Locate every line in the records below that contains the word "İlgi", and copy each one.

>> START Records to process

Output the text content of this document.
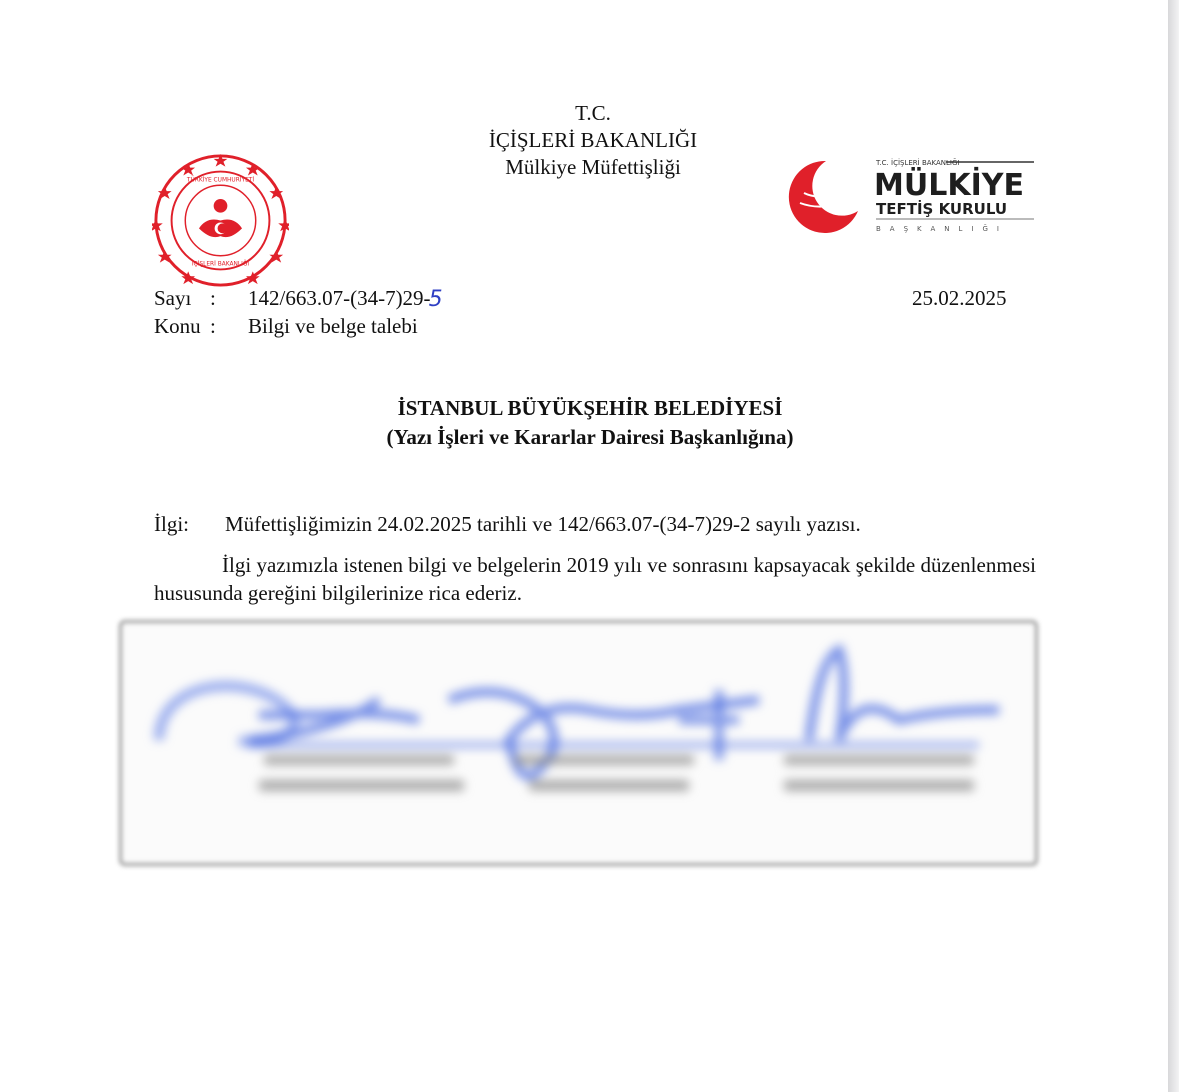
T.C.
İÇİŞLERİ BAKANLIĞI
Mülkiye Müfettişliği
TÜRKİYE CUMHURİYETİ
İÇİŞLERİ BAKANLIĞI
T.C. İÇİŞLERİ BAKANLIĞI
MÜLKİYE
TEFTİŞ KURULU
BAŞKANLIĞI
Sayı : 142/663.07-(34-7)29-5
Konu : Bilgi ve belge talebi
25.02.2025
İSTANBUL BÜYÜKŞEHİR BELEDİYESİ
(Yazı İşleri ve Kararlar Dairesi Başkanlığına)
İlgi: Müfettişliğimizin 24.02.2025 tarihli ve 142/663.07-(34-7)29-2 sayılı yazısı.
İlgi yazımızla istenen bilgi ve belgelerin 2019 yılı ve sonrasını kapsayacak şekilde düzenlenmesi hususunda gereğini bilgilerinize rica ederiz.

>> END Records to process
>> START Records to process

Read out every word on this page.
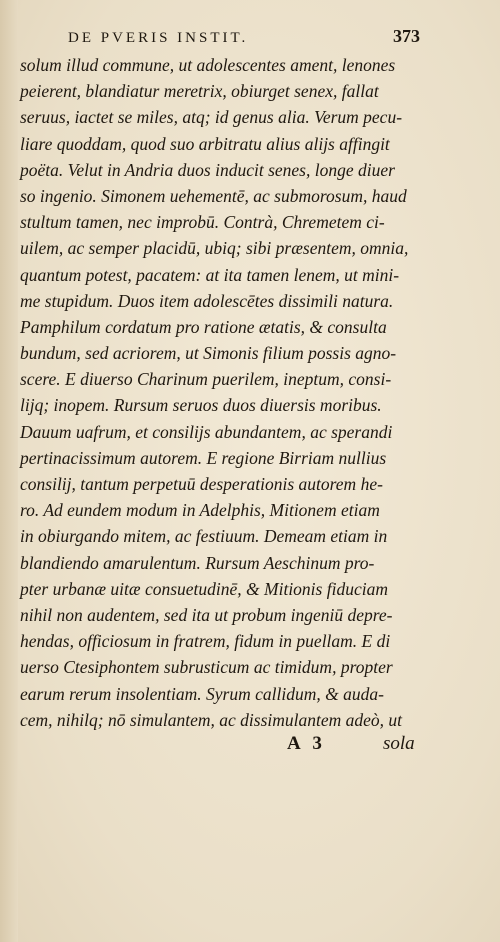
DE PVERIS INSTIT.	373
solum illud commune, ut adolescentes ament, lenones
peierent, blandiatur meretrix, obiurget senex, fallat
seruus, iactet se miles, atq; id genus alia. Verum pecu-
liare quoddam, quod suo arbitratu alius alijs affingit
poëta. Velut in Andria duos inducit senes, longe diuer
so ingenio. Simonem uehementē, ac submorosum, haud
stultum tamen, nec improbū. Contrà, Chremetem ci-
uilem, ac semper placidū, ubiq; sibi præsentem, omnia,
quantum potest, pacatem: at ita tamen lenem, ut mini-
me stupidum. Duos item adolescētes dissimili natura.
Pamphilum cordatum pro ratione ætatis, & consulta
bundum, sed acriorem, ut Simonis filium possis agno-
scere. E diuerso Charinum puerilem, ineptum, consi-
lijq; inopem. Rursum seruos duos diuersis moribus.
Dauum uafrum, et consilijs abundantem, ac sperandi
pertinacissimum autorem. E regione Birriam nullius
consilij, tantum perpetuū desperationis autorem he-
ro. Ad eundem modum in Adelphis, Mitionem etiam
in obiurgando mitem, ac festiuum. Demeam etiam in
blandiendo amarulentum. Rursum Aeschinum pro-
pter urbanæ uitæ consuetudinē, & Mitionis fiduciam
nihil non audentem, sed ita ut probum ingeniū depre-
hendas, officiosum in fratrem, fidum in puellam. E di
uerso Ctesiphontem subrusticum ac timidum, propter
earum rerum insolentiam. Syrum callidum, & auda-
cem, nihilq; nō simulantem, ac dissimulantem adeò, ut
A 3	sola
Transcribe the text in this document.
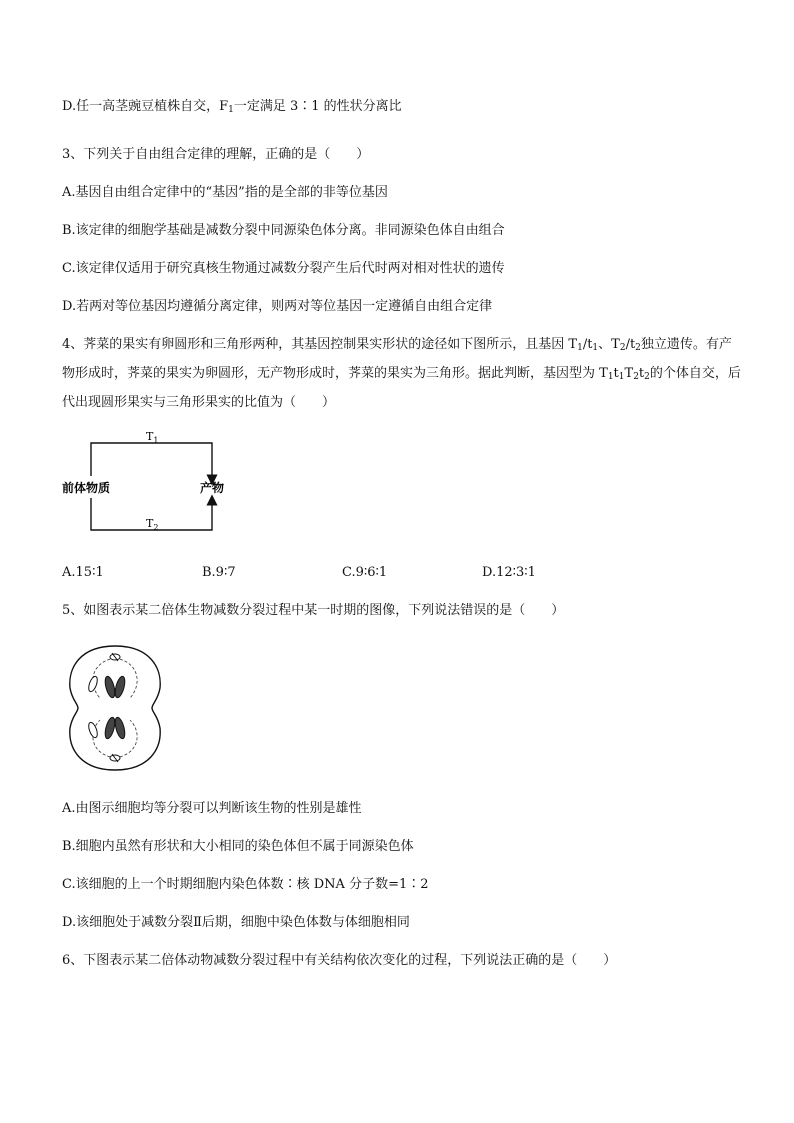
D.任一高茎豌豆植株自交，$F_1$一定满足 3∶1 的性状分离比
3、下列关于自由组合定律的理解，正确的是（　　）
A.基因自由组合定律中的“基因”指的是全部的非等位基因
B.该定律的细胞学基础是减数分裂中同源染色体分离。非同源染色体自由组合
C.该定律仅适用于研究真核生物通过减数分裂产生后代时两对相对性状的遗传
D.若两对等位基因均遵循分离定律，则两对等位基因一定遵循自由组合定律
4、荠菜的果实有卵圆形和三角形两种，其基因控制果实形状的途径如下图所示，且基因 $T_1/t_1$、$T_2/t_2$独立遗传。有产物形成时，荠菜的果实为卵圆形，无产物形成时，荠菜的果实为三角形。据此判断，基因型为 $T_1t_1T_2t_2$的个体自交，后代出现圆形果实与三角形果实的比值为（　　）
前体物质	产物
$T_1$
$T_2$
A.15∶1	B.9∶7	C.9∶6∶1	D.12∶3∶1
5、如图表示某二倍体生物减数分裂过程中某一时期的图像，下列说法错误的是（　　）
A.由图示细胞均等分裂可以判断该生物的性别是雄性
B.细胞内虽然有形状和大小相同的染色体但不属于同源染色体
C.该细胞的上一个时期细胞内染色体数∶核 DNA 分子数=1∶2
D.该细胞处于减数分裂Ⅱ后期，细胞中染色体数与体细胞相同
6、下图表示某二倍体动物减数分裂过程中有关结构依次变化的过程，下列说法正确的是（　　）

>> END Records to process
>> START Records to process

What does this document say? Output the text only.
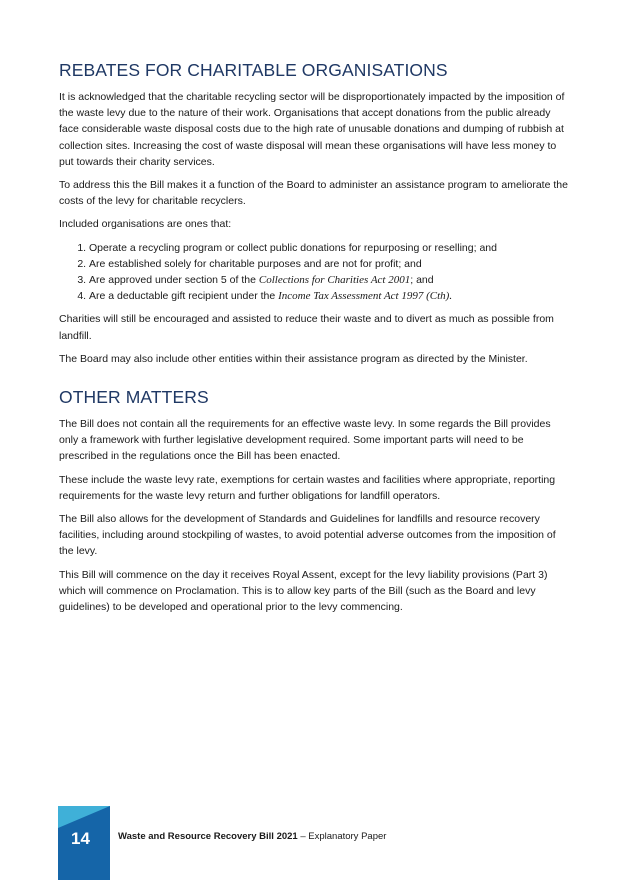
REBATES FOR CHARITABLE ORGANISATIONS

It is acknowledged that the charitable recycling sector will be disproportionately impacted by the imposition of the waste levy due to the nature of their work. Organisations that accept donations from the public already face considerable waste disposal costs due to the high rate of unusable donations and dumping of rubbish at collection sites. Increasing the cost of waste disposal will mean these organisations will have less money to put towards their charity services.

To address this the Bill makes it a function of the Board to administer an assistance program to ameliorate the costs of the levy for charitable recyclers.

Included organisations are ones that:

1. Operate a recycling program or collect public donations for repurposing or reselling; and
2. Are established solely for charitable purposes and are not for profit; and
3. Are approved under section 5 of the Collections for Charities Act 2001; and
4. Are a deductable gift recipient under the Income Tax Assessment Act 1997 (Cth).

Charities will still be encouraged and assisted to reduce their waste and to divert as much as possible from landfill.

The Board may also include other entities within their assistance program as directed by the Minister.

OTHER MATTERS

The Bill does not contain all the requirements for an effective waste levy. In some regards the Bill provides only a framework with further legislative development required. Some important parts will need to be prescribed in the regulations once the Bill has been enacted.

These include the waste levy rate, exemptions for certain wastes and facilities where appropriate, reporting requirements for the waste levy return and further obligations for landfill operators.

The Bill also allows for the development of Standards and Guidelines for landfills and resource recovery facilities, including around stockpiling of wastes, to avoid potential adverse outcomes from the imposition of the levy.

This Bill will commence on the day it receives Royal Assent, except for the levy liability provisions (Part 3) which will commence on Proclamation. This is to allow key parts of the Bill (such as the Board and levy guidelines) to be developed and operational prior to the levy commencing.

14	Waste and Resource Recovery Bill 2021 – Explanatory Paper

>> END Records to process

Complete answer ::
İlgi: Müfettişliğimizin 24.02.2025 tarihli ve 142/663.07-(34-7)29-2 sayılı yazısı.
İlgi yazımızla istenen bilgi ve belgelerin 2019 yılı ve sonrasını kapsayacak şekilde düzenlenmesi hususunda gereğini bilgilerinize rica ederiz.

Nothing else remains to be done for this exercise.